Stored dataset items

§

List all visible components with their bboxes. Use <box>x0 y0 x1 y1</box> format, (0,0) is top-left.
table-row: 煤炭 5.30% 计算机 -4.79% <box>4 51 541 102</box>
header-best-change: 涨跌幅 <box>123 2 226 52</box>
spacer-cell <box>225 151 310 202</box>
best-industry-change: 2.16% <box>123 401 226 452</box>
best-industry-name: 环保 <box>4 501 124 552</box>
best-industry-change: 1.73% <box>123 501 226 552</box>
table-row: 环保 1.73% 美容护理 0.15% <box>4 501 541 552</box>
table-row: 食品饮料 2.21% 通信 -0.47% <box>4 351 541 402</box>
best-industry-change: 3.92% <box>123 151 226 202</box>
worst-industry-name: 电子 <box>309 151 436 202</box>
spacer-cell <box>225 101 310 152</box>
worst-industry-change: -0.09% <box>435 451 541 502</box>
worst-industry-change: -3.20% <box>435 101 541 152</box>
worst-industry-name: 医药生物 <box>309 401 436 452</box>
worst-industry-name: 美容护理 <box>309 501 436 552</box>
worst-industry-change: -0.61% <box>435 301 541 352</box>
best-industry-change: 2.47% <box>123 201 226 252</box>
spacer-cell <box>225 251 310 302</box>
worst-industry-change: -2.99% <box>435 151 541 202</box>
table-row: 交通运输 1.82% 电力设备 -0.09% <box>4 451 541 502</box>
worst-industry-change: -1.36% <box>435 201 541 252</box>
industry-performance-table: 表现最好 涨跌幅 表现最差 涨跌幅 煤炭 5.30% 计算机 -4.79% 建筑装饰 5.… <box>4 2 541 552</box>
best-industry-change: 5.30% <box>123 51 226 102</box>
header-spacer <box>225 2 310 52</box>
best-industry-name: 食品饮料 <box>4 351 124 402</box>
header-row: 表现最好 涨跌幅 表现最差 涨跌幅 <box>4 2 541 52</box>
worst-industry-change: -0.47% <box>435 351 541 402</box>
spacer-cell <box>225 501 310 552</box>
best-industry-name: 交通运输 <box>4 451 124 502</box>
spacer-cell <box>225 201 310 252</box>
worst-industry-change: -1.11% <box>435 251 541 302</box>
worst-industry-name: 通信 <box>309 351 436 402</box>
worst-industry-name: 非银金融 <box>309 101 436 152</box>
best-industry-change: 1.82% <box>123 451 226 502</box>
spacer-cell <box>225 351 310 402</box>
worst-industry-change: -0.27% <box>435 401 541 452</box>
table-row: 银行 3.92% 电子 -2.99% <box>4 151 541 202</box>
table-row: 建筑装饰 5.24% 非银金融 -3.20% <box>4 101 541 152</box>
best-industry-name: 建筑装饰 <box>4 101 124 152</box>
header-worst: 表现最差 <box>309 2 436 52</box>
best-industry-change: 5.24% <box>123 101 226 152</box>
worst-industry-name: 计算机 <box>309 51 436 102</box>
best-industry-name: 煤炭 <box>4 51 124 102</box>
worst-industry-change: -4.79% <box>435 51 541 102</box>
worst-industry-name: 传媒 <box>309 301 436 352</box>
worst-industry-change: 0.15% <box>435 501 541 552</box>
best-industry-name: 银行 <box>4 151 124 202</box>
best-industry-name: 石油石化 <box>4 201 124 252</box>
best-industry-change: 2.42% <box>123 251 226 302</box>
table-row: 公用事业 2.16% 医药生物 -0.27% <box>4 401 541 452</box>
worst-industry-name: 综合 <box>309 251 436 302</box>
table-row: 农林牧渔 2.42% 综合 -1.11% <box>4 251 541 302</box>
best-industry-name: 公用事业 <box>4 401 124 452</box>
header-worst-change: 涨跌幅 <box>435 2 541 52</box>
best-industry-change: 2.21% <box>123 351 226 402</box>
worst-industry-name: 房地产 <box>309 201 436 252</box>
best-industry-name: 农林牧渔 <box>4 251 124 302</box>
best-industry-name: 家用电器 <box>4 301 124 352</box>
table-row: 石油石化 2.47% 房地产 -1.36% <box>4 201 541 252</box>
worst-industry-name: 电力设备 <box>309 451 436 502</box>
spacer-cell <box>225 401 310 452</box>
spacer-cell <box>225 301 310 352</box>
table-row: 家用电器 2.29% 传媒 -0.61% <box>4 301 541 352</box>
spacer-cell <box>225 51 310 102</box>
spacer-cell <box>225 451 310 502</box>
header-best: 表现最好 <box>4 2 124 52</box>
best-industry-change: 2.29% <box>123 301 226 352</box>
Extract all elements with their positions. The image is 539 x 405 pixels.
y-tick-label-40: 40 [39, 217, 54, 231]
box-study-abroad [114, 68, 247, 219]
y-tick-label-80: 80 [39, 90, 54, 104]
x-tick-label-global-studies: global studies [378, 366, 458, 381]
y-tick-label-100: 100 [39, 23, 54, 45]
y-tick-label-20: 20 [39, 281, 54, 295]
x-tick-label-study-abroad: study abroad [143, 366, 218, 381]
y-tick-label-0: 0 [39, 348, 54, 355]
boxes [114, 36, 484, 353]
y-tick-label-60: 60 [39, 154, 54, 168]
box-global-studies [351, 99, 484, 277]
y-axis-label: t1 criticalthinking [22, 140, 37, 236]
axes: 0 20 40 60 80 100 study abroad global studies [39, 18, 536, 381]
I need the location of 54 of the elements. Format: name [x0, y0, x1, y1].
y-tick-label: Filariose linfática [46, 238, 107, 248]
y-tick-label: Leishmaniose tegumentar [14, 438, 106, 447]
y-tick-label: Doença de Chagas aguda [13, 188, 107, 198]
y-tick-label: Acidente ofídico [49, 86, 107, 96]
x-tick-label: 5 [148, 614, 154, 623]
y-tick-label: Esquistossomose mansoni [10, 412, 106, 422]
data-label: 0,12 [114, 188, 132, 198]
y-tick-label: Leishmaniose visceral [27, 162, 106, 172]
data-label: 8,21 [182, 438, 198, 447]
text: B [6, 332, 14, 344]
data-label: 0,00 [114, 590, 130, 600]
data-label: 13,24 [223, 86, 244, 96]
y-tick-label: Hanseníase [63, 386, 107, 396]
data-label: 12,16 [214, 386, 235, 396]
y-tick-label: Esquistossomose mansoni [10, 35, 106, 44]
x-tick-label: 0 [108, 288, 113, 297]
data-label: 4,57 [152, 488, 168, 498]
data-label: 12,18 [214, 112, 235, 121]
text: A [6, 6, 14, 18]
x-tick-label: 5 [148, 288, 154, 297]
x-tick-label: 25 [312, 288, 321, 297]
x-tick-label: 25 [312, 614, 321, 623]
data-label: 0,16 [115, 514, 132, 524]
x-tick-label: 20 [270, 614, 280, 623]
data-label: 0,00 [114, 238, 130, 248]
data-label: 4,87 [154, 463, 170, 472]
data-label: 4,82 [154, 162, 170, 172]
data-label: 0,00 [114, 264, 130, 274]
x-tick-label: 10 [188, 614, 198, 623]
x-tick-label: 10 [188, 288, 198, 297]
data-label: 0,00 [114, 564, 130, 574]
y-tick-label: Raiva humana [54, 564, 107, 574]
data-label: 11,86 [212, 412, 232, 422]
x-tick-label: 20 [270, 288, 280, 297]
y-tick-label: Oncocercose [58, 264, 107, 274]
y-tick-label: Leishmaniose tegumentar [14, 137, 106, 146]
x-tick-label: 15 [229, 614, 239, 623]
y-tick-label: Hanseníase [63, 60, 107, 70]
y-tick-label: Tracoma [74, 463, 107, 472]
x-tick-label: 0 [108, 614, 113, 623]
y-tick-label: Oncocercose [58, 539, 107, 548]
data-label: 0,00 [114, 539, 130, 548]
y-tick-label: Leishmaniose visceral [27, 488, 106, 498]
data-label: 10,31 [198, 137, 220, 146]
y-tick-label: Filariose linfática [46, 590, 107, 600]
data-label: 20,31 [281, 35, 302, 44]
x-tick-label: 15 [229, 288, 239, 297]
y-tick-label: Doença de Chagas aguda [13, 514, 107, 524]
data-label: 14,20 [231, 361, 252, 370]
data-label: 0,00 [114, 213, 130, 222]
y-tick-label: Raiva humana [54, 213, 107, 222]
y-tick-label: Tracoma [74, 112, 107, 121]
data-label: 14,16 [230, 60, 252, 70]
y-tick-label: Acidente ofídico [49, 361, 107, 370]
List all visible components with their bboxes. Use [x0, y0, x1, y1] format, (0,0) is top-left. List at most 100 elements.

§

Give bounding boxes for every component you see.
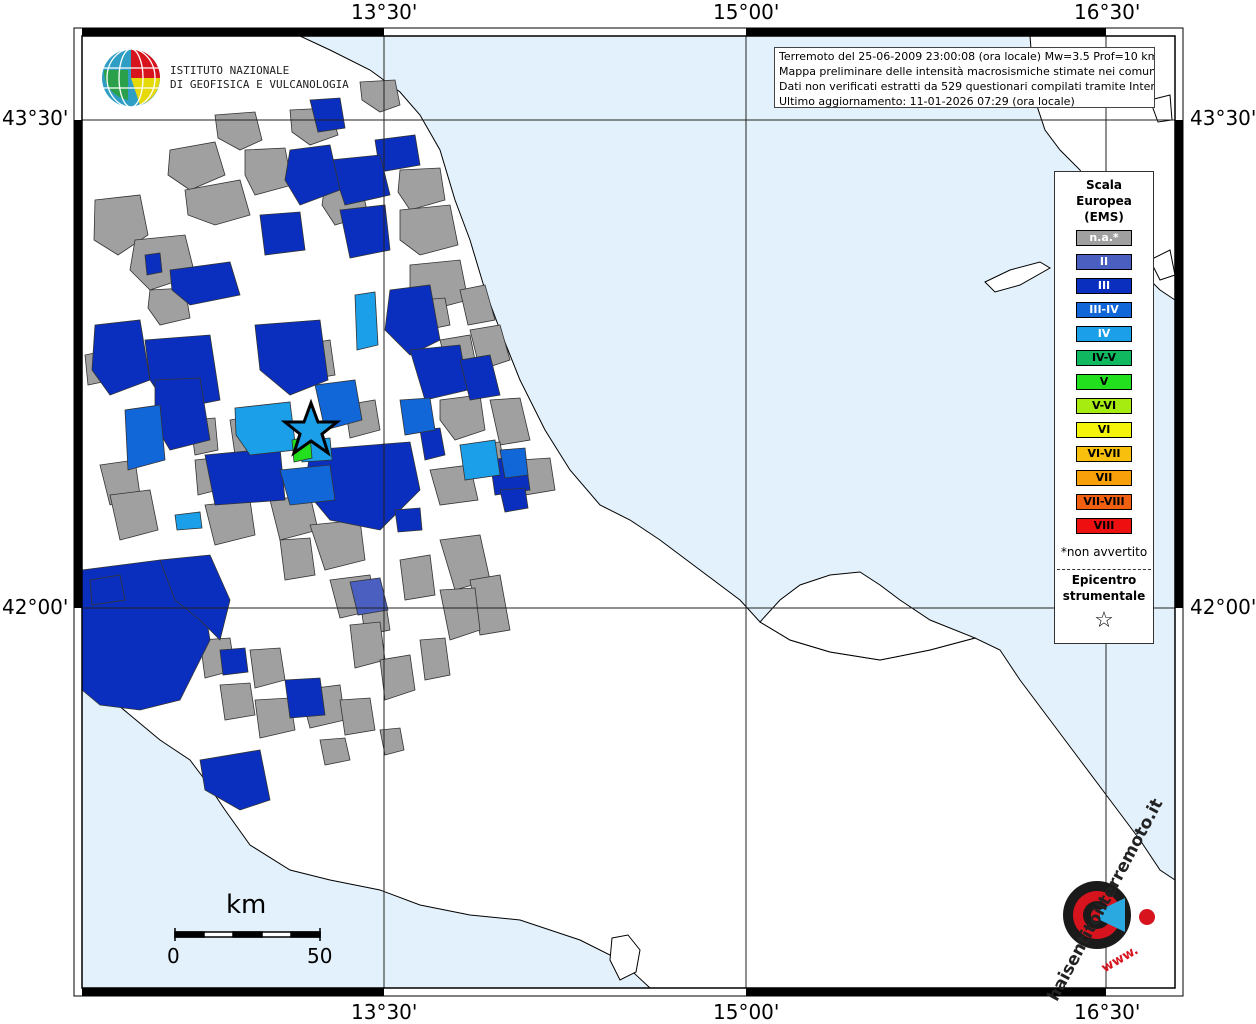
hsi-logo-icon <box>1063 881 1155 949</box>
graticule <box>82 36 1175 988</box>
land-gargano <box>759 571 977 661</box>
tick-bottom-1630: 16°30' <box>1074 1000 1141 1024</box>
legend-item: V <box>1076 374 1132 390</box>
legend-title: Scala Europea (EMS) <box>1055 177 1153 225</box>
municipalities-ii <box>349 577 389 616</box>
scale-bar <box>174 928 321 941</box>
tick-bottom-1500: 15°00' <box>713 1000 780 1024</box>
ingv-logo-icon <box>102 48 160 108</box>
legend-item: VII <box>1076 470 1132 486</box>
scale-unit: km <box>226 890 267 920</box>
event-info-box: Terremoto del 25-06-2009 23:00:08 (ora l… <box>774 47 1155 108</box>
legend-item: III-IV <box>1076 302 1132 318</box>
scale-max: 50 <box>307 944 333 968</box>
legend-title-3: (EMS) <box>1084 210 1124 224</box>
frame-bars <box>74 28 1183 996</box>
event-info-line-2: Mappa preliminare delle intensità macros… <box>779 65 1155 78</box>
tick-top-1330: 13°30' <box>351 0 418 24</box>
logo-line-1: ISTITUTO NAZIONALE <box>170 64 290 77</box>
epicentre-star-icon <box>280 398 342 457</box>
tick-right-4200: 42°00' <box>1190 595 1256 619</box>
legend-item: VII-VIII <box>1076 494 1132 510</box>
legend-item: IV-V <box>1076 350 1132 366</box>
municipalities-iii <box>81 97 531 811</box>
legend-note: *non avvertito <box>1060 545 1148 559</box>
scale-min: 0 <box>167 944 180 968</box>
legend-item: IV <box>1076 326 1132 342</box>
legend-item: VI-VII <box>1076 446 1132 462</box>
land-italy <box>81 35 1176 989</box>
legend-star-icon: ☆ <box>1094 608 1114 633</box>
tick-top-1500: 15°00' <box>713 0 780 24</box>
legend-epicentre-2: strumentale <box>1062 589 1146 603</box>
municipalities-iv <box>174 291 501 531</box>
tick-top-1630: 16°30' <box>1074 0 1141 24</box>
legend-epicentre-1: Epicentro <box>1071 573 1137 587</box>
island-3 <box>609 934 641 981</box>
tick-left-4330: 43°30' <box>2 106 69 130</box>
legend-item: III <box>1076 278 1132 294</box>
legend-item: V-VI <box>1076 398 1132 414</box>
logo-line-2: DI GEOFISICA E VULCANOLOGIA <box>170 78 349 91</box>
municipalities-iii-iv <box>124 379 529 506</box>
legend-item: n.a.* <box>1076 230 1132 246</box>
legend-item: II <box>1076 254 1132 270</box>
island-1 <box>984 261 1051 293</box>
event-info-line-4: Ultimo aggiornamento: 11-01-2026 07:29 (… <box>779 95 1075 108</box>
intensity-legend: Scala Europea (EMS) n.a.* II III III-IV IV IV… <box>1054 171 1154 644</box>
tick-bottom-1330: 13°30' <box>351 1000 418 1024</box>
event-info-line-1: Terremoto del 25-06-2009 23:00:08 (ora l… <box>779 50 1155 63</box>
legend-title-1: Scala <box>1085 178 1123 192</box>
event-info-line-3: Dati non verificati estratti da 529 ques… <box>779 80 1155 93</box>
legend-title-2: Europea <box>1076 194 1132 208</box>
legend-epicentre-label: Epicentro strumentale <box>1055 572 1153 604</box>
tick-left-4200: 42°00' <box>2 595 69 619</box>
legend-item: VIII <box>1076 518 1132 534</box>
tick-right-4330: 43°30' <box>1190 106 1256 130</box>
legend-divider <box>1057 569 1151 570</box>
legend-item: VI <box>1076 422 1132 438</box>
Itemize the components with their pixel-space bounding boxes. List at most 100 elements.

§

Direction:
Substitute "legend-entry" for "legend-item" in the records from the line with "hsi-logo-icon <box>1063 881 1155 949</box>" to the line with "scale-max: 50 <box>307 944 333 968</box>", changing nothing else. Give back only those lines.

Result of this task:
hsi-logo-icon <box>1063 881 1155 949</box>
graticule <box>82 36 1175 988</box>
land-gargano <box>759 571 977 661</box>
tick-bottom-1630: 16°30' <box>1074 1000 1141 1024</box>
legend-entry: V <box>1076 374 1132 390</box>
legend-title: Scala Europea (EMS) <box>1055 177 1153 225</box>
municipalities-ii <box>349 577 389 616</box>
scale-bar <box>174 928 321 941</box>
tick-bottom-1500: 15°00' <box>713 1000 780 1024</box>
ingv-logo-icon <box>102 48 160 108</box>
legend-entry: VII <box>1076 470 1132 486</box>
scale-unit: km <box>226 890 267 920</box>
event-info-box: Terremoto del 25-06-2009 23:00:08 (ora l… <box>774 47 1155 108</box>
legend-entry: III-IV <box>1076 302 1132 318</box>
scale-max: 50 <box>307 944 333 968</box>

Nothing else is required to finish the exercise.